-- start of RECORDS FOR THE TASK --

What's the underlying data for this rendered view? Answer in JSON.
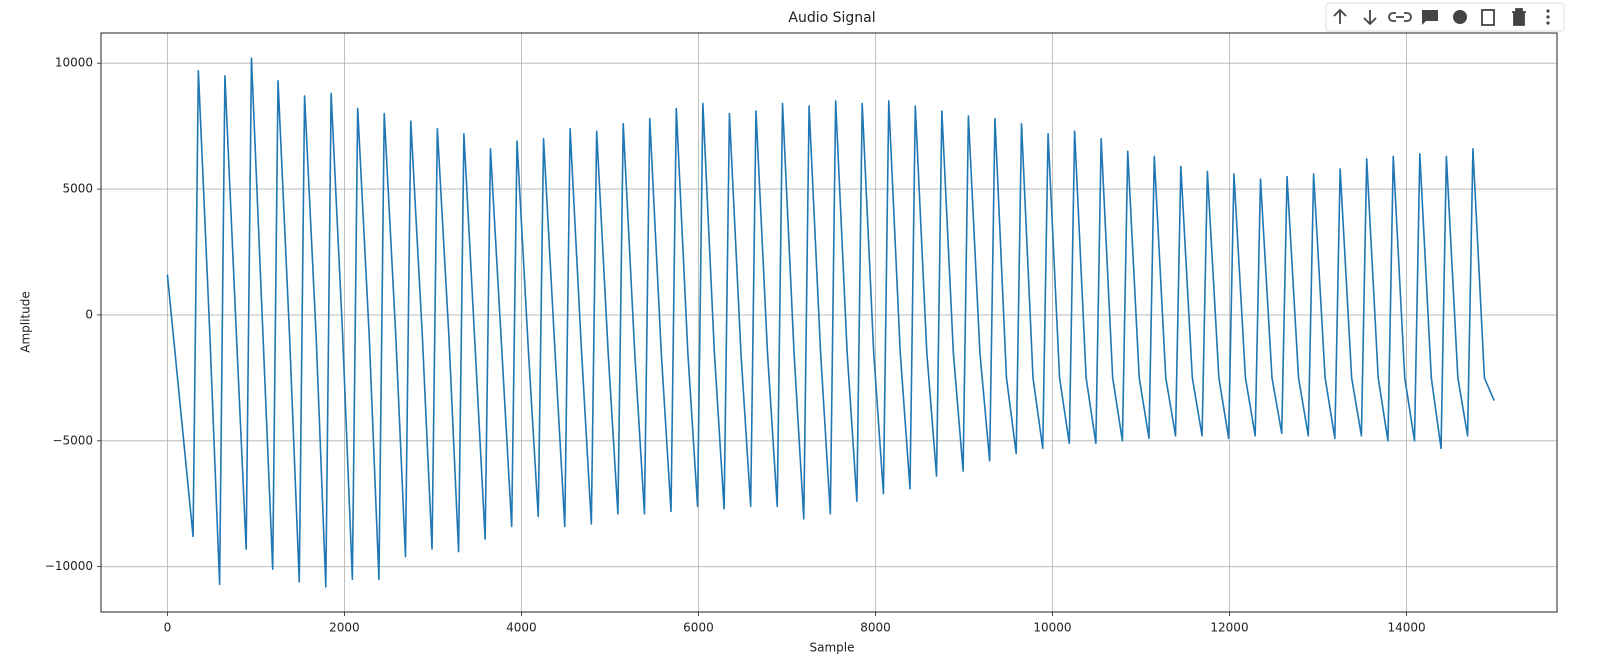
{
  "chart_data": {
    "type": "line",
    "title": "Audio Signal",
    "x_label": "Sample",
    "y_label": "Amplitude",
    "x": [
      0,
      290,
      350,
      480,
      590,
      650,
      780,
      890,
      950,
      1080,
      1190,
      1250,
      1380,
      1490,
      1550,
      1680,
      1790,
      1850,
      1980,
      2090,
      2150,
      2280,
      2390,
      2450,
      2580,
      2690,
      2750,
      2880,
      2990,
      3050,
      3180,
      3290,
      3350,
      3480,
      3590,
      3650,
      3780,
      3890,
      3950,
      4080,
      4190,
      4250,
      4380,
      4490,
      4550,
      4680,
      4790,
      4850,
      4980,
      5090,
      5150,
      5280,
      5390,
      5450,
      5580,
      5690,
      5750,
      5880,
      5990,
      6050,
      6180,
      6290,
      6350,
      6480,
      6590,
      6650,
      6780,
      6890,
      6950,
      7080,
      7190,
      7250,
      7380,
      7490,
      7550,
      7680,
      7790,
      7850,
      7980,
      8090,
      8150,
      8280,
      8390,
      8450,
      8580,
      8690,
      8750,
      8880,
      8990,
      9050,
      9180,
      9290,
      9350,
      9480,
      9590,
      9650,
      9780,
      9890,
      9950,
      10080,
      10190,
      10250,
      10380,
      10490,
      10550,
      10680,
      10790,
      10850,
      10980,
      11090,
      11150,
      11280,
      11390,
      11450,
      11580,
      11690,
      11750,
      11880,
      11990,
      12050,
      12180,
      12290,
      12350,
      12480,
      12590,
      12650,
      12780,
      12890,
      12950,
      13080,
      13190,
      13250,
      13380,
      13490,
      13550,
      13680,
      13790,
      13850,
      13980,
      14090,
      14150,
      14280,
      14390,
      14450,
      14580,
      14690,
      14750,
      14880,
      14990
    ],
    "series": [
      {
        "name": "Audio Signal",
        "color": "#1f77b4",
        "values": [
          1600,
          -8800,
          9700,
          -800,
          -10700,
          9500,
          -800,
          -9300,
          10200,
          -800,
          -10100,
          9300,
          -800,
          -10600,
          8700,
          -800,
          -10800,
          8800,
          -800,
          -10500,
          8200,
          -800,
          -10500,
          8000,
          -800,
          -9600,
          7700,
          -800,
          -9300,
          7400,
          -800,
          -9400,
          7200,
          -1500,
          -8900,
          6600,
          -1500,
          -8400,
          6900,
          -1500,
          -8000,
          7000,
          -1500,
          -8400,
          7400,
          -1500,
          -8300,
          7300,
          -1500,
          -7900,
          7600,
          -1500,
          -7900,
          7800,
          -1500,
          -7800,
          8200,
          -1500,
          -7600,
          8400,
          -1500,
          -7700,
          8000,
          -1500,
          -7600,
          8100,
          -1500,
          -7600,
          8400,
          -1500,
          -8100,
          8300,
          -1500,
          -7900,
          8500,
          -1500,
          -7400,
          8400,
          -1500,
          -7100,
          8500,
          -1500,
          -6900,
          8300,
          -1500,
          -6400,
          8100,
          -1500,
          -6200,
          7900,
          -1500,
          -5800,
          7800,
          -2500,
          -5500,
          7600,
          -2500,
          -5300,
          7200,
          -2500,
          -5100,
          7300,
          -2500,
          -5100,
          7000,
          -2500,
          -5000,
          6500,
          -2500,
          -4900,
          6300,
          -2500,
          -4800,
          5900,
          -2500,
          -4800,
          5700,
          -2500,
          -4900,
          5600,
          -2500,
          -4800,
          5400,
          -2500,
          -4700,
          5500,
          -2500,
          -4800,
          5600,
          -2500,
          -4900,
          5800,
          -2500,
          -4800,
          6200,
          -2500,
          -5000,
          6300,
          -2500,
          -5000,
          6400,
          -2500,
          -5300,
          6300,
          -2500,
          -4800,
          6600,
          -2500,
          -3400
        ]
      }
    ],
    "xlim": [
      -750,
      15700
    ],
    "ylim": [
      -11800,
      11200
    ],
    "xticks": [
      0,
      2000,
      4000,
      6000,
      8000,
      10000,
      12000,
      14000
    ],
    "yticks": [
      {
        "value": -10000,
        "label": "−10000"
      },
      {
        "value": -5000,
        "label": "−5000"
      },
      0,
      5000,
      10000
    ],
    "grid": true
  }
}
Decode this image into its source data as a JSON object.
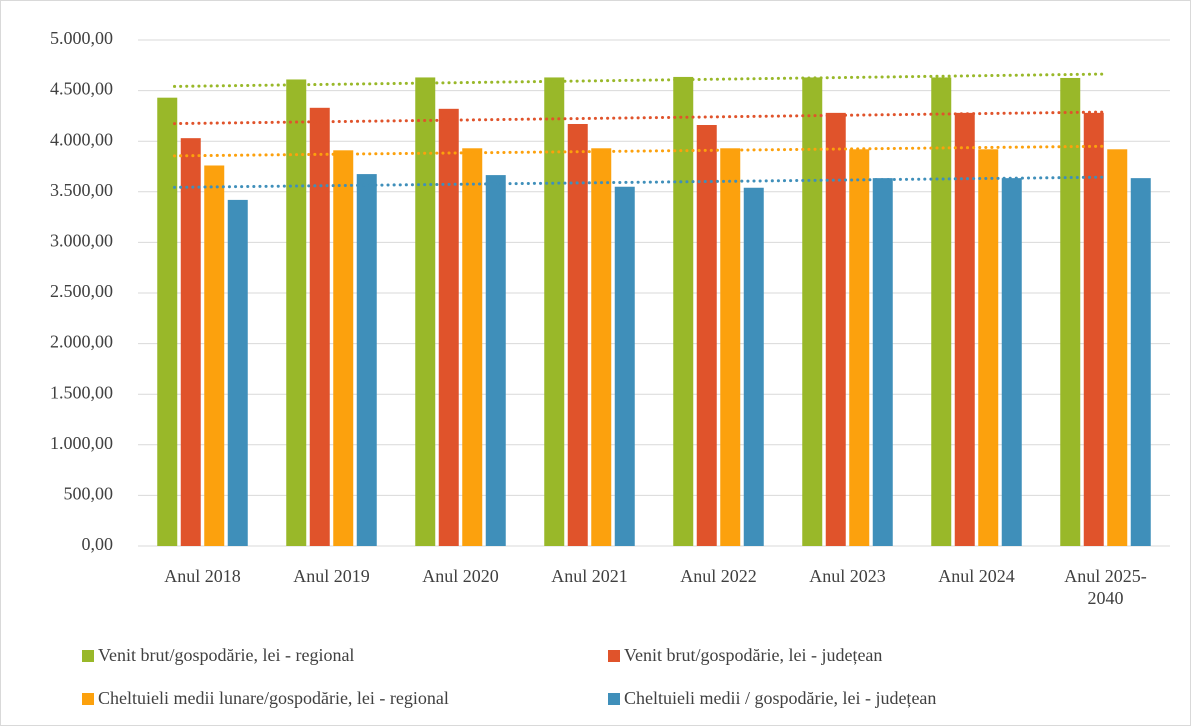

-- end of RECORDS FOR THE TASK --

## WHAT IS ASKED:
Without including the pictures, return each record above exactly as it stands.

## THE RESULT:
What's the underlying data for this rendered view? Answer in JSON.
{
  "chart_data": {
    "type": "line",
    "title": "Audio Signal",
    "x_label": "Sample",
    "y_label": "Amplitude",
    "x": [
      0,
      290,
      350,
      480,
      590,
      650,
      780,
      890,
      950,
      1080,
      1190,
      1250,
      1380,
      1490,
      1550,
      1680,
      1790,
      1850,
      1980,
      2090,
      2150,
      2280,
      2390,
      2450,
      2580,
      2690,
      2750,
      2880,
      2990,
      3050,
      3180,
      3290,
      3350,
      3480,
      3590,
      3650,
      3780,
      3890,
      3950,
      4080,
      4190,
      4250,
      4380,
      4490,
      4550,
      4680,
      4790,
      4850,
      4980,
      5090,
      5150,
      5280,
      5390,
      5450,
      5580,
      5690,
      5750,
      5880,
      5990,
      6050,
      6180,
      6290,
      6350,
      6480,
      6590,
      6650,
      6780,
      6890,
      6950,
      7080,
      7190,
      7250,
      7380,
      7490,
      7550,
      7680,
      7790,
      7850,
      7980,
      8090,
      8150,
      8280,
      8390,
      8450,
      8580,
      8690,
      8750,
      8880,
      8990,
      9050,
      9180,
      9290,
      9350,
      9480,
      9590,
      9650,
      9780,
      9890,
      9950,
      10080,
      10190,
      10250,
      10380,
      10490,
      10550,
      10680,
      10790,
      10850,
      10980,
      11090,
      11150,
      11280,
      11390,
      11450,
      11580,
      11690,
      11750,
      11880,
      11990,
      12050,
      12180,
      12290,
      12350,
      12480,
      12590,
      12650,
      12780,
      12890,
      12950,
      13080,
      13190,
      13250,
      13380,
      13490,
      13550,
      13680,
      13790,
      13850,
      13980,
      14090,
      14150,
      14280,
      14390,
      14450,
      14580,
      14690,
      14750,
      14880,
      14990
    ],
    "series": [
      {
        "name": "Audio Signal",
        "color": "#1f77b4",
        "values": [
          1600,
          -8800,
          9700,
          -800,
          -10700,
          9500,
          -800,
          -9300,
          10200,
          -800,
          -10100,
          9300,
          -800,
          -10600,
          8700,
          -800,
          -10800,
          8800,
          -800,
          -10500,
          8200,
          -800,
          -10500,
          8000,
          -800,
          -9600,
          7700,
          -800,
          -9300,
          7400,
          -800,
          -9400,
          7200,
          -1500,
          -8900,
          6600,
          -1500,
          -8400,
          6900,
          -1500,
          -8000,
          7000,
          -1500,
          -8400,
          7400,
          -1500,
          -8300,
          7300,
          -1500,
          -7900,
          7600,
          -1500,
          -7900,
          7800,
          -1500,
          -7800,
          8200,
          -1500,
          -7600,
          8400,
          -1500,
          -7700,
          8000,
          -1500,
          -7600,
          8100,
          -1500,
          -7600,
          8400,
          -1500,
          -8100,
          8300,
          -1500,
          -7900,
          8500,
          -1500,
          -7400,
          8400,
          -1500,
          -7100,
          8500,
          -1500,
          -6900,
          8300,
          -1500,
          -6400,
          8100,
          -1500,
          -6200,
          7900,
          -1500,
          -5800,
          7800,
          -2500,
          -5500,
          7600,
          -2500,
          -5300,
          7200,
          -2500,
          -5100,
          7300,
          -2500,
          -5100,
          7000,
          -2500,
          -5000,
          6500,
          -2500,
          -4900,
          6300,
          -2500,
          -4800,
          5900,
          -2500,
          -4800,
          5700,
          -2500,
          -4900,
          5600,
          -2500,
          -4800,
          5400,
          -2500,
          -4700,
          5500,
          -2500,
          -4800,
          5600,
          -2500,
          -4900,
          5800,
          -2500,
          -4800,
          6200,
          -2500,
          -5000,
          6300,
          -2500,
          -5000,
          6400,
          -2500,
          -5300,
          6300,
          -2500,
          -4800,
          6600,
          -2500,
          -3400
        ]
      }
    ],
    "xlim": [
      -750,
      15700
    ],
    "ylim": [
      -11800,
      11200
    ],
    "xticks": [
      0,
      2000,
      4000,
      6000,
      8000,
      10000,
      12000,
      14000
    ],
    "yticks": [
      {
        "value": -10000,
        "label": "−10000"
      },
      {
        "value": -5000,
        "label": "−5000"
      },
      0,
      5000,
      10000
    ],
    "grid": true
  }
}
Decode this image into its source data as a JSON object.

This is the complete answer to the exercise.